--- SHORT PROBLEM ---
Set down all of the data exactly as it appears.

** BEGIN STORED RECORDS **

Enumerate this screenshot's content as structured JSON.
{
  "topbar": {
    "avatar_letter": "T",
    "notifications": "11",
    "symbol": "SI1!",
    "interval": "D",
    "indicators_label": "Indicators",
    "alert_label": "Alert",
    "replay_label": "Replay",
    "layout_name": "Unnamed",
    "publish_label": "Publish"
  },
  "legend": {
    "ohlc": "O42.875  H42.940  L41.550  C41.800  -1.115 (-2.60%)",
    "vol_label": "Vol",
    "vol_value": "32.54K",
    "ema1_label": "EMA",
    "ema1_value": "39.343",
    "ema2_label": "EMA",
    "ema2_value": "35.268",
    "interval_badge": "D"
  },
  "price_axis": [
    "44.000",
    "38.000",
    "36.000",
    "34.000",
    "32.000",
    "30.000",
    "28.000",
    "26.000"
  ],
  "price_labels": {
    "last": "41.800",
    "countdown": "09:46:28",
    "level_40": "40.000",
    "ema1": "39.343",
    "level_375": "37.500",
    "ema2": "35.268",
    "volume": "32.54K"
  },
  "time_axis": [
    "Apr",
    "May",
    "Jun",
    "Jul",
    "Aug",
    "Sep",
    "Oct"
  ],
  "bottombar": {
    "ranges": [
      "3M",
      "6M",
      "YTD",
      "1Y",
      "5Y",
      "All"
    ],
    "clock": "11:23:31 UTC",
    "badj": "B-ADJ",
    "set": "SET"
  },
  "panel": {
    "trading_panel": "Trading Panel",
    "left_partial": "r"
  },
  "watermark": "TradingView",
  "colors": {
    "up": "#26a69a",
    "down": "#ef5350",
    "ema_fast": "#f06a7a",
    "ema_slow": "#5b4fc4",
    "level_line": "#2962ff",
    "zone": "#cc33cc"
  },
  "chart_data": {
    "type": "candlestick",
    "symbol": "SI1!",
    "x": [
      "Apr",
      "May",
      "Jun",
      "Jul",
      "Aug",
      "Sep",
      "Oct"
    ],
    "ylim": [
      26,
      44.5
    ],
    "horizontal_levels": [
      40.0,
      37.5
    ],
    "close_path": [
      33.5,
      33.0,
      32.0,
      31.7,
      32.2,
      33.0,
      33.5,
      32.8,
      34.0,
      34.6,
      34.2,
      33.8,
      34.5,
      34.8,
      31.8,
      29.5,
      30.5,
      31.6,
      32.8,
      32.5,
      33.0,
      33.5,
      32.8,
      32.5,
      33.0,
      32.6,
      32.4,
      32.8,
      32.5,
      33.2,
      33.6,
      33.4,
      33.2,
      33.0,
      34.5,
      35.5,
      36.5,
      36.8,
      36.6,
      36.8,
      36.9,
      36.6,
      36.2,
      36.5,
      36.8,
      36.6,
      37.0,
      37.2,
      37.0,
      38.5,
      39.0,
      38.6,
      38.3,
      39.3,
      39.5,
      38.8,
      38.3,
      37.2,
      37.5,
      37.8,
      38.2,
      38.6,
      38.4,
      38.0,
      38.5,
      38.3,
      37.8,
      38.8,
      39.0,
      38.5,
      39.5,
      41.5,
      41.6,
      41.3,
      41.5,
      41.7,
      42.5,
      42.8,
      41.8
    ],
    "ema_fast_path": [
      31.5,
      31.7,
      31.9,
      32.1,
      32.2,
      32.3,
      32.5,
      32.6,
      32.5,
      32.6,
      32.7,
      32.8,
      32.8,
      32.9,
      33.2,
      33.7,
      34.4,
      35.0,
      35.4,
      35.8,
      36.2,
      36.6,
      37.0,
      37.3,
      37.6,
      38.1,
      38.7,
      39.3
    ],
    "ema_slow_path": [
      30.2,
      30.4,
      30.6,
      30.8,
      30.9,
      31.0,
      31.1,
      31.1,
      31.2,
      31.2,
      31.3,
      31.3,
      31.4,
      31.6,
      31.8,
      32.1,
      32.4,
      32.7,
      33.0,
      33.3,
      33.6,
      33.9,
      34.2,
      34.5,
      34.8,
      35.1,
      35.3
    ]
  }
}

** END STORED RECORDS **

--- THE SOLUTION ---
Enumerate this screenshot's content as structured JSON.
{
  "topbar": {
    "avatar_letter": "T",
    "notifications": "11",
    "symbol": "SI1!",
    "interval": "D",
    "indicators_label": "Indicators",
    "alert_label": "Alert",
    "replay_label": "Replay",
    "layout_name": "Unnamed",
    "publish_label": "Publish"
  },
  "legend": {
    "ohlc": "O42.875  H42.940  L41.550  C41.800  -1.115 (-2.60%)",
    "vol_label": "Vol",
    "vol_value": "32.54K",
    "ema1_label": "EMA",
    "ema1_value": "39.343",
    "ema2_label": "EMA",
    "ema2_value": "35.268",
    "interval_badge": "D"
  },
  "price_axis": [
    "44.000",
    "38.000",
    "36.000",
    "34.000",
    "32.000",
    "30.000",
    "28.000",
    "26.000"
  ],
  "price_labels": {
    "last": "41.800",
    "countdown": "09:46:28",
    "level_40": "40.000",
    "ema1": "39.343",
    "level_375": "37.500",
    "ema2": "35.268",
    "volume": "32.54K"
  },
  "time_axis": [
    "Apr",
    "May",
    "Jun",
    "Jul",
    "Aug",
    "Sep",
    "Oct"
  ],
  "bottombar": {
    "ranges": [
      "3M",
      "6M",
      "YTD",
      "1Y",
      "5Y",
      "All"
    ],
    "clock": "11:23:31 UTC",
    "badj": "B-ADJ",
    "set": "SET"
  },
  "panel": {
    "trading_panel": "Trading Panel",
    "left_partial": "r"
  },
  "watermark": "TradingView",
  "colors": {
    "up": "#26a69a",
    "down": "#ef5350",
    "ema_fast": "#f06a7a",
    "ema_slow": "#5b4fc4",
    "level_line": "#2962ff",
    "zone": "#cc33cc"
  },
  "chart_data": {
    "type": "candlestick",
    "symbol": "SI1!",
    "x": [
      "Apr",
      "May",
      "Jun",
      "Jul",
      "Aug",
      "Sep",
      "Oct"
    ],
    "ylim": [
      26,
      44.5
    ],
    "horizontal_levels": [
      40.0,
      37.5
    ],
    "close_path": [
      33.5,
      33.0,
      32.0,
      31.7,
      32.2,
      33.0,
      33.5,
      32.8,
      34.0,
      34.6,
      34.2,
      33.8,
      34.5,
      34.8,
      31.8,
      29.5,
      30.5,
      31.6,
      32.8,
      32.5,
      33.0,
      33.5,
      32.8,
      32.5,
      33.0,
      32.6,
      32.4,
      32.8,
      32.5,
      33.2,
      33.6,
      33.4,
      33.2,
      33.0,
      34.5,
      35.5,
      36.5,
      36.8,
      36.6,
      36.8,
      36.9,
      36.6,
      36.2,
      36.5,
      36.8,
      36.6,
      37.0,
      37.2,
      37.0,
      38.5,
      39.0,
      38.6,
      38.3,
      39.3,
      39.5,
      38.8,
      38.3,
      37.2,
      37.5,
      37.8,
      38.2,
      38.6,
      38.4,
      38.0,
      38.5,
      38.3,
      37.8,
      38.8,
      39.0,
      38.5,
      39.5,
      41.5,
      41.6,
      41.3,
      41.5,
      41.7,
      42.5,
      42.8,
      41.8
    ],
    "ema_fast_path": [
      31.5,
      31.7,
      31.9,
      32.1,
      32.2,
      32.3,
      32.5,
      32.6,
      32.5,
      32.6,
      32.7,
      32.8,
      32.8,
      32.9,
      33.2,
      33.7,
      34.4,
      35.0,
      35.4,
      35.8,
      36.2,
      36.6,
      37.0,
      37.3,
      37.6,
      38.1,
      38.7,
      39.3
    ],
    "ema_slow_path": [
      30.2,
      30.4,
      30.6,
      30.8,
      30.9,
      31.0,
      31.1,
      31.1,
      31.2,
      31.2,
      31.3,
      31.3,
      31.4,
      31.6,
      31.8,
      32.1,
      32.4,
      32.7,
      33.0,
      33.3,
      33.6,
      33.9,
      34.2,
      34.5,
      34.8,
      35.1,
      35.3
    ]
  }
}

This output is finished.